__Aim__:
Take every line from the material that has the word "this" in it.

>> Start Exercise material

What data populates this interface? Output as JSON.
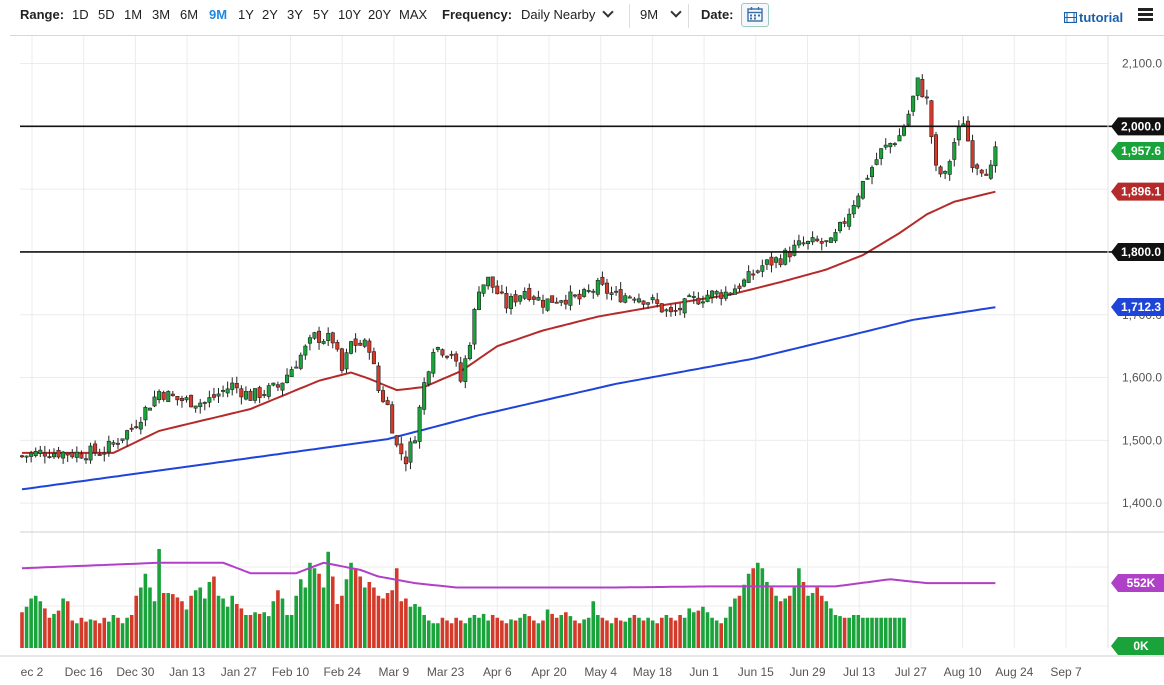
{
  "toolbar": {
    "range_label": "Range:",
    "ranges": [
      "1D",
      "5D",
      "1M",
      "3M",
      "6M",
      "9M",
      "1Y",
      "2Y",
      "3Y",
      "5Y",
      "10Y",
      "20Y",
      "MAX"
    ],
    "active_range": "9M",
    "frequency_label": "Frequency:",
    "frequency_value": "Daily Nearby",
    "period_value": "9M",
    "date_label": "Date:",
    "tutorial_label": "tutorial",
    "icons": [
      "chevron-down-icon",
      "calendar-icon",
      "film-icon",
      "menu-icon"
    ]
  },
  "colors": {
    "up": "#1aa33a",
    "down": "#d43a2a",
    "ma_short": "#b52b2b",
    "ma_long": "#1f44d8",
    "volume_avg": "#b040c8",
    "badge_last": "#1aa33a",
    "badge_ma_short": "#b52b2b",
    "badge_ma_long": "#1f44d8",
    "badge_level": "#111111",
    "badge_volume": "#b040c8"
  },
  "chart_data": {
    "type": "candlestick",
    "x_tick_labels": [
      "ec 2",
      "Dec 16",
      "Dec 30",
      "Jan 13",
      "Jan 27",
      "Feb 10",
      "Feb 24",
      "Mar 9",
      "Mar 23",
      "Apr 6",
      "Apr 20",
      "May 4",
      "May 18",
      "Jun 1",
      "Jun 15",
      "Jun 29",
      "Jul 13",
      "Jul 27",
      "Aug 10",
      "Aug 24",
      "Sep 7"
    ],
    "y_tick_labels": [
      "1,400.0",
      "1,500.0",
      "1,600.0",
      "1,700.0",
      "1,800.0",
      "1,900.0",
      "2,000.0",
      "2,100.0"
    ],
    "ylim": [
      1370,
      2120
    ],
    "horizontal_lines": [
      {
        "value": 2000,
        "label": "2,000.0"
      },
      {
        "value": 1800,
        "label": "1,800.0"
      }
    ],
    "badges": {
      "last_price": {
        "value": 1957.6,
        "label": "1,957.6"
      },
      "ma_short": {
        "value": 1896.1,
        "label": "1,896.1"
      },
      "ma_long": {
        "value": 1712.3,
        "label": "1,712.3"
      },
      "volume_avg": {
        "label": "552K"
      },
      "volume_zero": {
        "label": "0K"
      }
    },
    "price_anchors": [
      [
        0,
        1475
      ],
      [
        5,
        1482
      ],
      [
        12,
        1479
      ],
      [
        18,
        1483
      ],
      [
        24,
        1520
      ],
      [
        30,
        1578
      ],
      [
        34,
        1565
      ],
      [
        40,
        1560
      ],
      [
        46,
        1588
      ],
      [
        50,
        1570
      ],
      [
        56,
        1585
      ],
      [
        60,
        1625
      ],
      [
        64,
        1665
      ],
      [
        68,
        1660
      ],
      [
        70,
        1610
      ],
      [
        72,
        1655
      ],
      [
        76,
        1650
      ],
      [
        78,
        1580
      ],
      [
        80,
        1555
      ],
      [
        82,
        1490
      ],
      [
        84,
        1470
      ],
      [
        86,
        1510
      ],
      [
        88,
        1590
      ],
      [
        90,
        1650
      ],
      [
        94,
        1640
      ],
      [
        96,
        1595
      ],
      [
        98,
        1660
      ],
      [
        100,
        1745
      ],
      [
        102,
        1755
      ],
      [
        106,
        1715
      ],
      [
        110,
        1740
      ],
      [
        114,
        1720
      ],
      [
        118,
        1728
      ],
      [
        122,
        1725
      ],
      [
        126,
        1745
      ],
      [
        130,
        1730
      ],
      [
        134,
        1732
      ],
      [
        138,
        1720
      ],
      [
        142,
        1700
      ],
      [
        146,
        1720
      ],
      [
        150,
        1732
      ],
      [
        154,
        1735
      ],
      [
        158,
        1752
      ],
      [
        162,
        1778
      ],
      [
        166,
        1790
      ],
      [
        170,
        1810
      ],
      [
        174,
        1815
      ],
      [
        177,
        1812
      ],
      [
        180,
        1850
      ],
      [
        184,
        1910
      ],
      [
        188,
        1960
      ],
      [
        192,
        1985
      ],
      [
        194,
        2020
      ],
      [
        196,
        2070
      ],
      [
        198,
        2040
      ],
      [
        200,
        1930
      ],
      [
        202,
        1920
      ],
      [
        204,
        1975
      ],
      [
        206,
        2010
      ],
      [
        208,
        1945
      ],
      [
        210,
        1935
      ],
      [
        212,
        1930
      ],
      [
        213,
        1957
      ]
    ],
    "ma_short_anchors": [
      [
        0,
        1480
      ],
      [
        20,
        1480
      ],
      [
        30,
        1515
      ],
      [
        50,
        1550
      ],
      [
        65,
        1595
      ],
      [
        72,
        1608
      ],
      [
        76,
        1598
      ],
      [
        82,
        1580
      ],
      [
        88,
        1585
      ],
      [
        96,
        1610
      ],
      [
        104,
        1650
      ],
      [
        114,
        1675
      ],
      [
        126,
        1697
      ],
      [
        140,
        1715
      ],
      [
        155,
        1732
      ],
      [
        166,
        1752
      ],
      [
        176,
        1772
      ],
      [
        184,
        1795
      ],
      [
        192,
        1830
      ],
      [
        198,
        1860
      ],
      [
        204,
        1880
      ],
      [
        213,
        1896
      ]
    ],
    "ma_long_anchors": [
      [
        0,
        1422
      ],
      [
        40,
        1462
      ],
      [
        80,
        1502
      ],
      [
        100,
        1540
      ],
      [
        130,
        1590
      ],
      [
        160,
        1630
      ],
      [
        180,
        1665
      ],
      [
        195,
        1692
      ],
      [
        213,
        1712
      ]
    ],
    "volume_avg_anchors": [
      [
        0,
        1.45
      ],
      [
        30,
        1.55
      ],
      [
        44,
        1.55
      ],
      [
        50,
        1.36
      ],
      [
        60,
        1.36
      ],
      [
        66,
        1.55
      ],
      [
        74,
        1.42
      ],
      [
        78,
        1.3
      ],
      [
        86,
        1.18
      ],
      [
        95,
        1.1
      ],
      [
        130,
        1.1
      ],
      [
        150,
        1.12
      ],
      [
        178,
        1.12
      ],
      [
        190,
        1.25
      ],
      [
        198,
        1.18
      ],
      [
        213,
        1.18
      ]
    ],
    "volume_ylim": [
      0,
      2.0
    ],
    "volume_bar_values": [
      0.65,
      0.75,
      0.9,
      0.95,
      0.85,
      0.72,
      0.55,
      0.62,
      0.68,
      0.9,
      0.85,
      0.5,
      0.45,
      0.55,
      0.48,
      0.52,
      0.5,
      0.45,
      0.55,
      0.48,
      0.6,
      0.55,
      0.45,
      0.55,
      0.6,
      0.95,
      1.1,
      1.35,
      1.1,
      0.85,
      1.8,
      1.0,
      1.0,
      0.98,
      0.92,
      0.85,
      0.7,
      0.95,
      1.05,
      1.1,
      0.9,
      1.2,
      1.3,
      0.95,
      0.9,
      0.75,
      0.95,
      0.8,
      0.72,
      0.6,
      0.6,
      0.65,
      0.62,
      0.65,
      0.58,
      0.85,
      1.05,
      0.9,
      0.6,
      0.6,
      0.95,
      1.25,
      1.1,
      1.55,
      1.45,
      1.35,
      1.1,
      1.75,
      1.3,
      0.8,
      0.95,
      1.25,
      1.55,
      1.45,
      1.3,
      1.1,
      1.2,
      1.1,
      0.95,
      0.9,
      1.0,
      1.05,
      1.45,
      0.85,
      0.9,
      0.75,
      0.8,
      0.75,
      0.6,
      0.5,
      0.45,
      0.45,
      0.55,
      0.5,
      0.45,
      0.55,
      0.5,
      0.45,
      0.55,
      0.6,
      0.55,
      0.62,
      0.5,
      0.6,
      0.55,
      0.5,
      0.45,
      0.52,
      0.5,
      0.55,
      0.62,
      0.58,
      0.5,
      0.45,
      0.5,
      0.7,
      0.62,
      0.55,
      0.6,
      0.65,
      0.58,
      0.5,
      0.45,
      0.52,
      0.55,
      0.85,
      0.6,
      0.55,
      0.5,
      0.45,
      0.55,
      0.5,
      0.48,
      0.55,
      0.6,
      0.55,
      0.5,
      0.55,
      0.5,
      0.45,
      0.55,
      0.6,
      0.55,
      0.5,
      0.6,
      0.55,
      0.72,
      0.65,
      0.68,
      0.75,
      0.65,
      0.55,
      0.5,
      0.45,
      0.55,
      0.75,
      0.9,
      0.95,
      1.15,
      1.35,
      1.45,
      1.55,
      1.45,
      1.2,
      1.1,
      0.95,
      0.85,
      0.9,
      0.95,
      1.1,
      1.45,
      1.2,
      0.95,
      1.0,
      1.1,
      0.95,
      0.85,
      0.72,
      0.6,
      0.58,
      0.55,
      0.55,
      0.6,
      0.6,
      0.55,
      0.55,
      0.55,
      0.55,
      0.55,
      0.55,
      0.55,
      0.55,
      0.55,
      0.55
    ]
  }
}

>> End Exercise material
>> Start Exercise material

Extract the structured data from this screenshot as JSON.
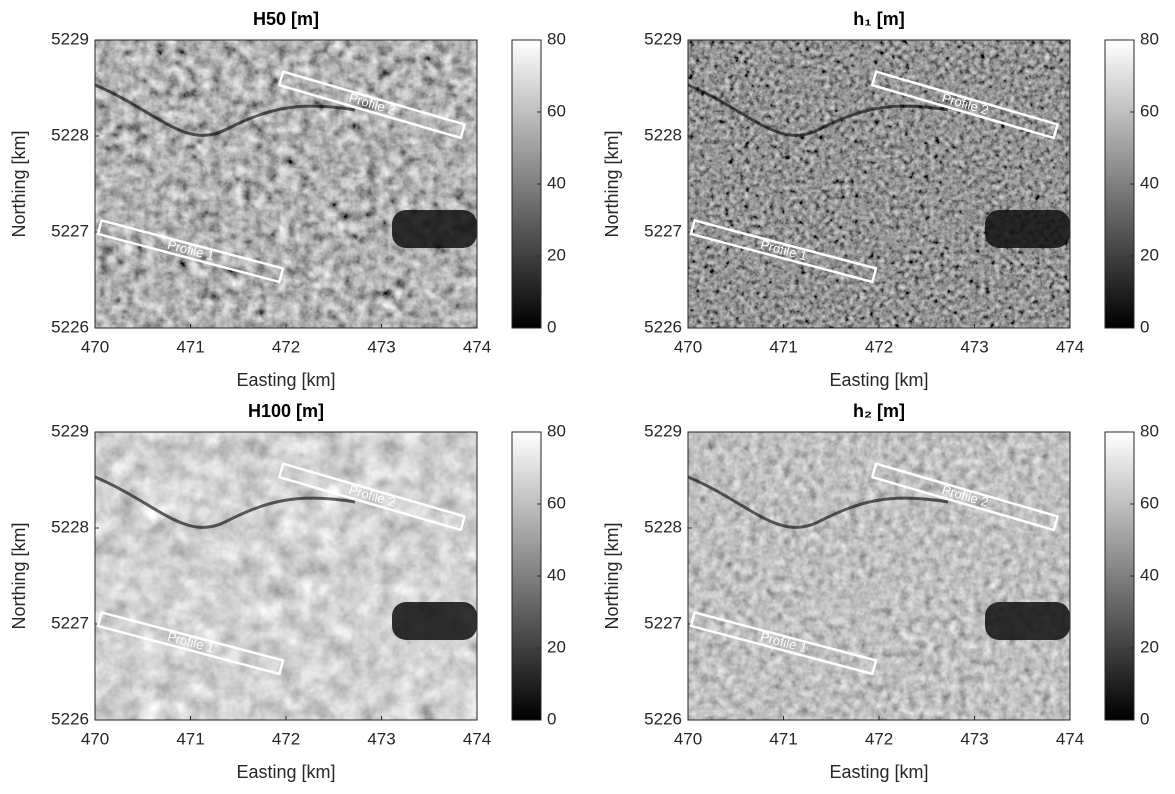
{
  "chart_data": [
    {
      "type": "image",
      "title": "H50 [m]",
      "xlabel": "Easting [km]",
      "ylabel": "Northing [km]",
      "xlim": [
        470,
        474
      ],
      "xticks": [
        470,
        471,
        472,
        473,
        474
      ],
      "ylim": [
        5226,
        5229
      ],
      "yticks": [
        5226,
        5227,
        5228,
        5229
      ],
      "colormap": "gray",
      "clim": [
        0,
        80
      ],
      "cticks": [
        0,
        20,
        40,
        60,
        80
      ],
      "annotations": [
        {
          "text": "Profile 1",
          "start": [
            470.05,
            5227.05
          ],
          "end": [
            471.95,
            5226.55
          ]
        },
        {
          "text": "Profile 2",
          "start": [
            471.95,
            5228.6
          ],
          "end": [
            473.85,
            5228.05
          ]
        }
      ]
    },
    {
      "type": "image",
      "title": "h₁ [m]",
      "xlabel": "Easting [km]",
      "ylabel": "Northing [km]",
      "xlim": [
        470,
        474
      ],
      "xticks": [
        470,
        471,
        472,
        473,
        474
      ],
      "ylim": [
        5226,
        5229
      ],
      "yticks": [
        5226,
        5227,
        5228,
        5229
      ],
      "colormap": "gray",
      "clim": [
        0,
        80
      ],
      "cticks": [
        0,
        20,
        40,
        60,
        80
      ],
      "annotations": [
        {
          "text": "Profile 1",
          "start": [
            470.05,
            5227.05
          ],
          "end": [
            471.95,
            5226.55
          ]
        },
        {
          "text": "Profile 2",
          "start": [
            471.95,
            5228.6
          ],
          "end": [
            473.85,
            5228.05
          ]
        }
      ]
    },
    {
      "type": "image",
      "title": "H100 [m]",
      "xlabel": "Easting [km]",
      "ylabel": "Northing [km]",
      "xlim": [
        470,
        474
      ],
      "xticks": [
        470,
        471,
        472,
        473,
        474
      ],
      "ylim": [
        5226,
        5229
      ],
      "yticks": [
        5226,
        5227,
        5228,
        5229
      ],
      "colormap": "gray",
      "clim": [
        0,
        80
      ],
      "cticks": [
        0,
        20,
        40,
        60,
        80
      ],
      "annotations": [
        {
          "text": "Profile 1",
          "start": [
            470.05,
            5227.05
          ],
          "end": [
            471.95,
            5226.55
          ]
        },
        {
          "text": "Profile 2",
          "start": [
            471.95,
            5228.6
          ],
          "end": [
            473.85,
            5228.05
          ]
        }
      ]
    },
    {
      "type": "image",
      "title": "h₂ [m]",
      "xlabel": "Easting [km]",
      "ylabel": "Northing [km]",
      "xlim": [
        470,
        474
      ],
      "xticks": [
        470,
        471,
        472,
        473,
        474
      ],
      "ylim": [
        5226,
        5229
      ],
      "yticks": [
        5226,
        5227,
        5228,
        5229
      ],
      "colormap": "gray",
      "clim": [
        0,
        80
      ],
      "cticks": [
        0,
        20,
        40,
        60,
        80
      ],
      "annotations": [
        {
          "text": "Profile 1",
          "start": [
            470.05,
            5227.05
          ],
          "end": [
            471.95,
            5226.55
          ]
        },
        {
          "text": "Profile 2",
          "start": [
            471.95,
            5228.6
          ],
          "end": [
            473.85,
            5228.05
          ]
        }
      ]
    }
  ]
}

>> End Exercise material

__Expected answer__:
What data populates this interface? Output as JSON.
Extract the structured data from this screenshot as JSON.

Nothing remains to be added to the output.